● Description of the task
Scan the lines below for the word "supuesto". Copy each line you find it in.

[Stored records]
═══
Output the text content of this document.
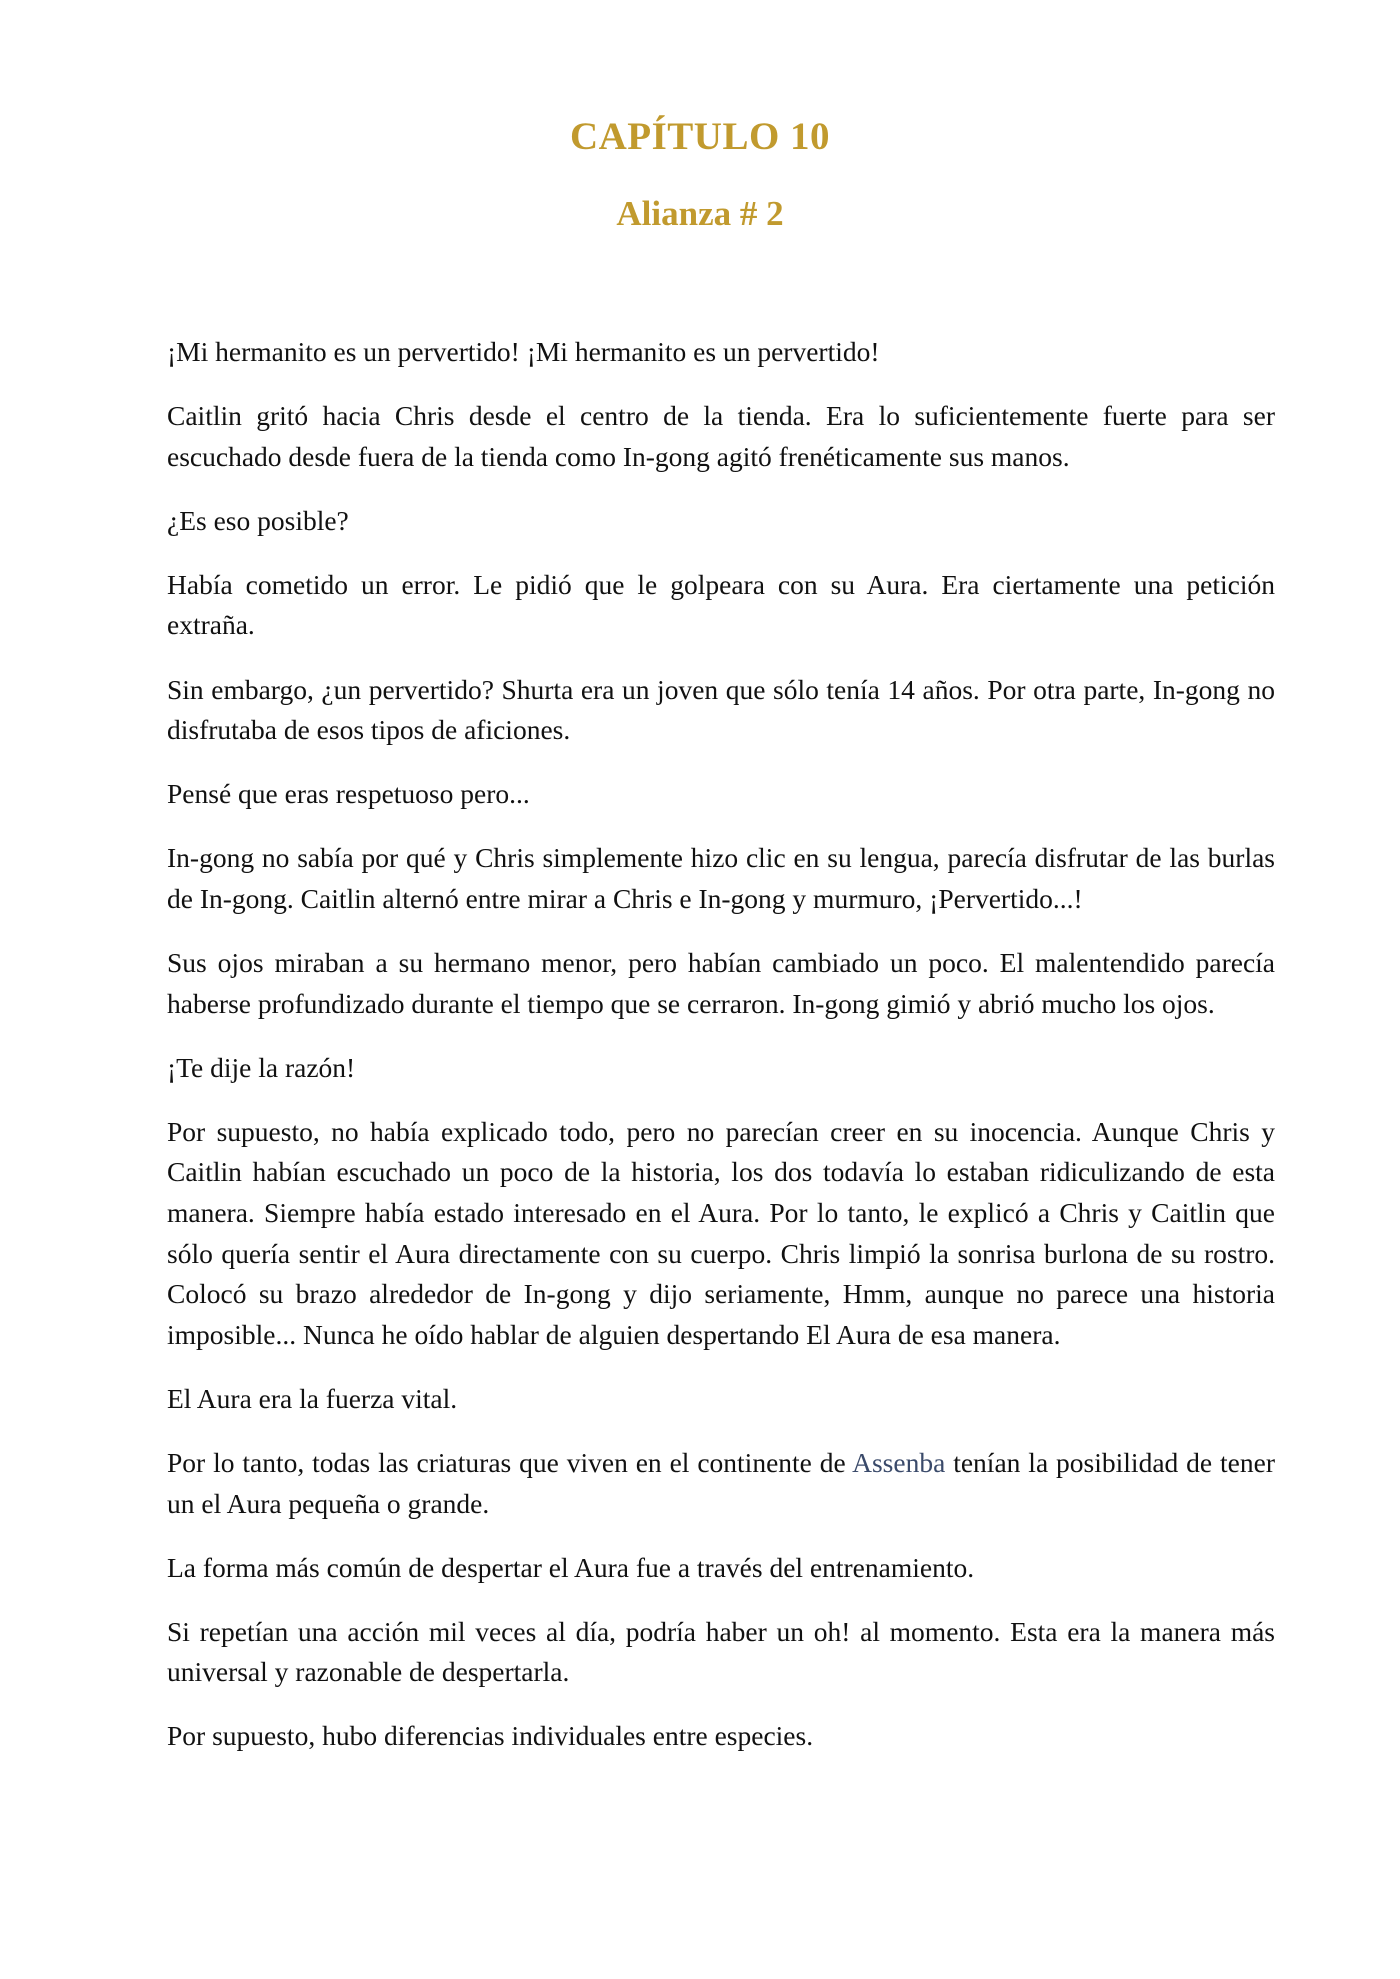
CAPÍTULO 10
Alianza # 2

¡Mi hermanito es un pervertido! ¡Mi hermanito es un pervertido!

Caitlin gritó hacia Chris desde el centro de la tienda. Era lo suficientemente fuerte para ser escuchado desde fuera de la tienda como In-gong agitó frenéticamente sus manos.

¿Es eso posible?

Había cometido un error. Le pidió que le golpeara con su Aura. Era ciertamente una petición extraña.

Sin embargo, ¿un pervertido? Shurta era un joven que sólo tenía 14 años. Por otra parte, In-gong no disfrutaba de esos tipos de aficiones.

Pensé que eras respetuoso pero...

In-gong no sabía por qué y Chris simplemente hizo clic en su lengua, parecía disfrutar de las burlas de In-gong. Caitlin alternó entre mirar a Chris e In-gong y murmuro, ¡Pervertido...!

Sus ojos miraban a su hermano menor, pero habían cambiado un poco. El malentendido parecía haberse profundizado durante el tiempo que se cerraron. In-gong gimió y abrió mucho los ojos.

¡Te dije la razón!

Por supuesto, no había explicado todo, pero no parecían creer en su inocencia. Aunque Chris y Caitlin habían escuchado un poco de la historia, los dos todavía lo estaban ridiculizando de esta manera. Siempre había estado interesado en el Aura. Por lo tanto, le explicó a Chris y Caitlin que sólo quería sentir el Aura directamente con su cuerpo. Chris limpió la sonrisa burlona de su rostro. Colocó su brazo alrededor de In-gong y dijo seriamente, Hmm, aunque no parece una historia imposible... Nunca he oído hablar de alguien despertando El Aura de esa manera.

El Aura era la fuerza vital.

Por lo tanto, todas las criaturas que viven en el continente de Assenba tenían la posibilidad de tener un el Aura pequeña o grande.

La forma más común de despertar el Aura fue a través del entrenamiento.

Si repetían una acción mil veces al día, podría haber un oh! al momento. Esta era la manera más universal y razonable de despertarla.

Por supuesto, hubo diferencias individuales entre especies.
═══
● Full answer
Por supuesto, no había explicado todo, pero no parecían creer en su inocencia. Aunque Chris y Caitlin habían escuchado un poco de la historia, los dos todavía lo estaban ridiculizando de esta manera. Siempre había estado interesado en el Aura. Por lo tanto, le explicó a Chris y Caitlin que sólo quería sentir el Aura directamente con su cuerpo. Chris limpió la sonrisa burlona de su rostro. Colocó su brazo alrededor de In-gong y dijo seriamente, Hmm, aunque no parece una historia imposible... Nunca he oído hablar de alguien despertando El Aura de esa manera.
Por supuesto, hubo diferencias individuales entre especies.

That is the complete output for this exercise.